== Dataset extract

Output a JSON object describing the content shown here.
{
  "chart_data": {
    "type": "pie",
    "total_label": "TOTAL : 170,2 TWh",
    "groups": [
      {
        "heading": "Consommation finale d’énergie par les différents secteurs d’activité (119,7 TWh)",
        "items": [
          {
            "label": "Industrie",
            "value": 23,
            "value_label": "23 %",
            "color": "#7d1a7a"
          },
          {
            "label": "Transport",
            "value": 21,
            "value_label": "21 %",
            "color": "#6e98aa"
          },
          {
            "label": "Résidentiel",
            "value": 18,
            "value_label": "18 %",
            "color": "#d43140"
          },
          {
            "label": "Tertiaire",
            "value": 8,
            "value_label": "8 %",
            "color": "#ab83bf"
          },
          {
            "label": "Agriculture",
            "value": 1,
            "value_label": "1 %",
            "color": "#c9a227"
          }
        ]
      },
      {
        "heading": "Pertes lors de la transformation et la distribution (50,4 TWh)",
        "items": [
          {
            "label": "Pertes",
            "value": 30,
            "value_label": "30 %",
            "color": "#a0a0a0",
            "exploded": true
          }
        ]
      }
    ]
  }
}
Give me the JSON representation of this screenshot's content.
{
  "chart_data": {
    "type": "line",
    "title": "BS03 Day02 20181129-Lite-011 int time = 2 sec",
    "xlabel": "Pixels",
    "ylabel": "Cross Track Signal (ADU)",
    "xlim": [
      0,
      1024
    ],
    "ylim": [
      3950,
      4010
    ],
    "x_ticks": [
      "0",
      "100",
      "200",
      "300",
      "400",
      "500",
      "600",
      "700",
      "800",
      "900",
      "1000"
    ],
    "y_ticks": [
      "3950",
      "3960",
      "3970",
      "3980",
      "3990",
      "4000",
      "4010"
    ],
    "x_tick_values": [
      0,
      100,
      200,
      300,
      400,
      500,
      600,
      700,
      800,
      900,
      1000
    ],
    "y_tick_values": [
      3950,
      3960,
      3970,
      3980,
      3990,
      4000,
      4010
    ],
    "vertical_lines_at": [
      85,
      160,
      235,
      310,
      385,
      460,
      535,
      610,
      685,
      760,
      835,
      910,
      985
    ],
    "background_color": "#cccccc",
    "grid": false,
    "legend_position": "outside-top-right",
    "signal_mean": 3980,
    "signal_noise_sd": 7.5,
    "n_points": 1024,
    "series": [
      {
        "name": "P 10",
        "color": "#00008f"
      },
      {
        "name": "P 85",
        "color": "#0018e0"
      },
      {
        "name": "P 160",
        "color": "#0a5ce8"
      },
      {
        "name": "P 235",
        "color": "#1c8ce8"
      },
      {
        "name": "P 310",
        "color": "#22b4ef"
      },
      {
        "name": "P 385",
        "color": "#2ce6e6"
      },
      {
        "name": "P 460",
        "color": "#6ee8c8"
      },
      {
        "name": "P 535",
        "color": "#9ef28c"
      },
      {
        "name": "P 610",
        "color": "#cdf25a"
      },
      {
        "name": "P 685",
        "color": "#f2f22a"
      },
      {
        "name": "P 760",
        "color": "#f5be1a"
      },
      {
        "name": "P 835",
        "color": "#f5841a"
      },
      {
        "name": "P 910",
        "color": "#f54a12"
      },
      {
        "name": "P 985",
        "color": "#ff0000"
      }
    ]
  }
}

====

Copy the data above exactly. Every line must be included.

▸ Solution below
Output a JSON object describing the content shown here.
{
  "chart_data": {
    "type": "pie",
    "total_label": "TOTAL : 170,2 TWh",
    "groups": [
      {
        "heading": "Consommation finale d’énergie par les différents secteurs d’activité (119,7 TWh)",
        "items": [
          {
            "label": "Industrie",
            "value": 23,
            "value_label": "23 %",
            "color": "#7d1a7a"
          },
          {
            "label": "Transport",
            "value": 21,
            "value_label": "21 %",
            "color": "#6e98aa"
          },
          {
            "label": "Résidentiel",
            "value": 18,
            "value_label": "18 %",
            "color": "#d43140"
          },
          {
            "label": "Tertiaire",
            "value": 8,
            "value_label": "8 %",
            "color": "#ab83bf"
          },
          {
            "label": "Agriculture",
            "value": 1,
            "value_label": "1 %",
            "color": "#c9a227"
          }
        ]
      },
      {
        "heading": "Pertes lors de la transformation et la distribution (50,4 TWh)",
        "items": [
          {
            "label": "Pertes",
            "value": 30,
            "value_label": "30 %",
            "color": "#a0a0a0",
            "exploded": true
          }
        ]
      }
    ]
  }
}
Give me the JSON representation of this screenshot's content.
{
  "chart_data": {
    "type": "line",
    "title": "BS03 Day02 20181129-Lite-011 int time = 2 sec",
    "xlabel": "Pixels",
    "ylabel": "Cross Track Signal (ADU)",
    "xlim": [
      0,
      1024
    ],
    "ylim": [
      3950,
      4010
    ],
    "x_ticks": [
      "0",
      "100",
      "200",
      "300",
      "400",
      "500",
      "600",
      "700",
      "800",
      "900",
      "1000"
    ],
    "y_ticks": [
      "3950",
      "3960",
      "3970",
      "3980",
      "3990",
      "4000",
      "4010"
    ],
    "x_tick_values": [
      0,
      100,
      200,
      300,
      400,
      500,
      600,
      700,
      800,
      900,
      1000
    ],
    "y_tick_values": [
      3950,
      3960,
      3970,
      3980,
      3990,
      4000,
      4010
    ],
    "vertical_lines_at": [
      85,
      160,
      235,
      310,
      385,
      460,
      535,
      610,
      685,
      760,
      835,
      910,
      985
    ],
    "background_color": "#cccccc",
    "grid": false,
    "legend_position": "outside-top-right",
    "signal_mean": 3980,
    "signal_noise_sd": 7.5,
    "n_points": 1024,
    "series": [
      {
        "name": "P 10",
        "color": "#00008f"
      },
      {
        "name": "P 85",
        "color": "#0018e0"
      },
      {
        "name": "P 160",
        "color": "#0a5ce8"
      },
      {
        "name": "P 235",
        "color": "#1c8ce8"
      },
      {
        "name": "P 310",
        "color": "#22b4ef"
      },
      {
        "name": "P 385",
        "color": "#2ce6e6"
      },
      {
        "name": "P 460",
        "color": "#6ee8c8"
      },
      {
        "name": "P 535",
        "color": "#9ef28c"
      },
      {
        "name": "P 610",
        "color": "#cdf25a"
      },
      {
        "name": "P 685",
        "color": "#f2f22a"
      },
      {
        "name": "P 760",
        "color": "#f5be1a"
      },
      {
        "name": "P 835",
        "color": "#f5841a"
      },
      {
        "name": "P 910",
        "color": "#f54a12"
      },
      {
        "name": "P 985",
        "color": "#ff0000"
      }
    ]
  }
}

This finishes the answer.